- [GIVEN PROBLEM]: Below are records; count the lines in them that hold "like" and give only the count.

- [GIVEN INFORMATION]:
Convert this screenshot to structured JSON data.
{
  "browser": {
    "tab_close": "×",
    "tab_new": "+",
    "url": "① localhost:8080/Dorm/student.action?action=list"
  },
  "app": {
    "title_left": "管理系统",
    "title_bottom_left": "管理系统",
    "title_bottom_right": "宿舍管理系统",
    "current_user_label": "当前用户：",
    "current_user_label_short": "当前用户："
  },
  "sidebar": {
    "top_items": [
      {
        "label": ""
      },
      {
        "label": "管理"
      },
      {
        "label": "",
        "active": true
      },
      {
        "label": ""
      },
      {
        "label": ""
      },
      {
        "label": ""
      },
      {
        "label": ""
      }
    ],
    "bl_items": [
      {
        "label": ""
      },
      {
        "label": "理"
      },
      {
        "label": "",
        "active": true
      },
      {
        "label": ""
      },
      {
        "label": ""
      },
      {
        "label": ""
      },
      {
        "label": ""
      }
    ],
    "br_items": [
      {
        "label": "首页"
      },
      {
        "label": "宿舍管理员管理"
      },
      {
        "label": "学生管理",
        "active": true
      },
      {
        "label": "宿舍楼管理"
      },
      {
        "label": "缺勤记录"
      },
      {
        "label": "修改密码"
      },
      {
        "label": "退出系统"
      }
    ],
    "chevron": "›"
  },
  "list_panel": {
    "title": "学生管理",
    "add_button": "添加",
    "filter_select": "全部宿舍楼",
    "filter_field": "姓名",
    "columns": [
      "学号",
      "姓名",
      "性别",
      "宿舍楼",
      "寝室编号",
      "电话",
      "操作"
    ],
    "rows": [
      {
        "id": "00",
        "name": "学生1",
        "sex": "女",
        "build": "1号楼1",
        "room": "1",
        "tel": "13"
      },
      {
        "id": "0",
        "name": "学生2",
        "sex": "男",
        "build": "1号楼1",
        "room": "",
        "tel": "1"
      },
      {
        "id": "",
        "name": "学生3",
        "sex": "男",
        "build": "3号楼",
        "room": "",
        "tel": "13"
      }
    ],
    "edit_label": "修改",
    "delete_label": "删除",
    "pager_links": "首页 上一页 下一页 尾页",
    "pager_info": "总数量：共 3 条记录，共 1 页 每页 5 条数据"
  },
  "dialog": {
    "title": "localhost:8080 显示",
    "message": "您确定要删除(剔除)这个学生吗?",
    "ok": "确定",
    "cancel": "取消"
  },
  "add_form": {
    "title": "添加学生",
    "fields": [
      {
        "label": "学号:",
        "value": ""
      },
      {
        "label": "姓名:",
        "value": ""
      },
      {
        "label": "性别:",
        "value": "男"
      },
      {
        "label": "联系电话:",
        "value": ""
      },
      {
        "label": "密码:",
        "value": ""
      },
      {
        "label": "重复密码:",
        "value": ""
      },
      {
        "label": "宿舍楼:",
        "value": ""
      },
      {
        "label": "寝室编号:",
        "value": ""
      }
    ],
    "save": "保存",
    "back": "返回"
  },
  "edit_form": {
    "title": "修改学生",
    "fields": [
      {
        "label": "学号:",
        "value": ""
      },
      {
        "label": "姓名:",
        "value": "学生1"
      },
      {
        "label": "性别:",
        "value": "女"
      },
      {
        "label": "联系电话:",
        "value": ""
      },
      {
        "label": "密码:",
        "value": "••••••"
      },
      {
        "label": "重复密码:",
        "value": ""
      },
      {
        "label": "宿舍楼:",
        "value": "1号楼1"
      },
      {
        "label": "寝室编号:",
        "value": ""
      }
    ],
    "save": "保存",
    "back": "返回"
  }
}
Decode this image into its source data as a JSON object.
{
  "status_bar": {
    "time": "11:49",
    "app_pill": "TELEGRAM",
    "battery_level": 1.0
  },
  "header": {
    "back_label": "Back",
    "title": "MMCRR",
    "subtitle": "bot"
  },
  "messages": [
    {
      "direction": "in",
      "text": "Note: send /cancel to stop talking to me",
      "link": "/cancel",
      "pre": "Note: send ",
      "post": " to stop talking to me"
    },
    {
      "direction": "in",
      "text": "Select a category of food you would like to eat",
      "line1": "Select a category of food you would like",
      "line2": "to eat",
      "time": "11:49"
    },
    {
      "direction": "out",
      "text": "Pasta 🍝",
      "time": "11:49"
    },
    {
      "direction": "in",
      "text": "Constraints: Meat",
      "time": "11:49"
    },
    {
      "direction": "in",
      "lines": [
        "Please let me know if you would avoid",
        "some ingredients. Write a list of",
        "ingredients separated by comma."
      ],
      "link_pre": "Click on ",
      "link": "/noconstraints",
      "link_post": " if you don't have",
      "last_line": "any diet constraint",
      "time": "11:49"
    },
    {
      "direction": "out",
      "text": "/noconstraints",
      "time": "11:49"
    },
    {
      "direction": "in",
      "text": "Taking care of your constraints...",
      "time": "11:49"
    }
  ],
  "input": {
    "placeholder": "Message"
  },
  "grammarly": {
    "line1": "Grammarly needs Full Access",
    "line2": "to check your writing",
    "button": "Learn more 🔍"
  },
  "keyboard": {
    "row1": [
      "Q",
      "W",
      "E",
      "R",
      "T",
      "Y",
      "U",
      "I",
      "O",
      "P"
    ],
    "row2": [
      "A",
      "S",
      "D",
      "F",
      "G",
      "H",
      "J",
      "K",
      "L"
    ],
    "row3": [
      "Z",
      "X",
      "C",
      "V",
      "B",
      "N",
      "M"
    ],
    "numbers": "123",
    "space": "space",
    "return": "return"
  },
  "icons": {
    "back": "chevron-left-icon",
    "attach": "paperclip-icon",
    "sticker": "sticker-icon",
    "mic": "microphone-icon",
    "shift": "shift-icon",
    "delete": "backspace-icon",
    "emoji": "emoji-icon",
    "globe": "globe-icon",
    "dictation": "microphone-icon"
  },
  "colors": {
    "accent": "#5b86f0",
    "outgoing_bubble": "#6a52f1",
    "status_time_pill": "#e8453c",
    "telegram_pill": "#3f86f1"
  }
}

- [OUTPUT FOR THIS EXERCISE]: 2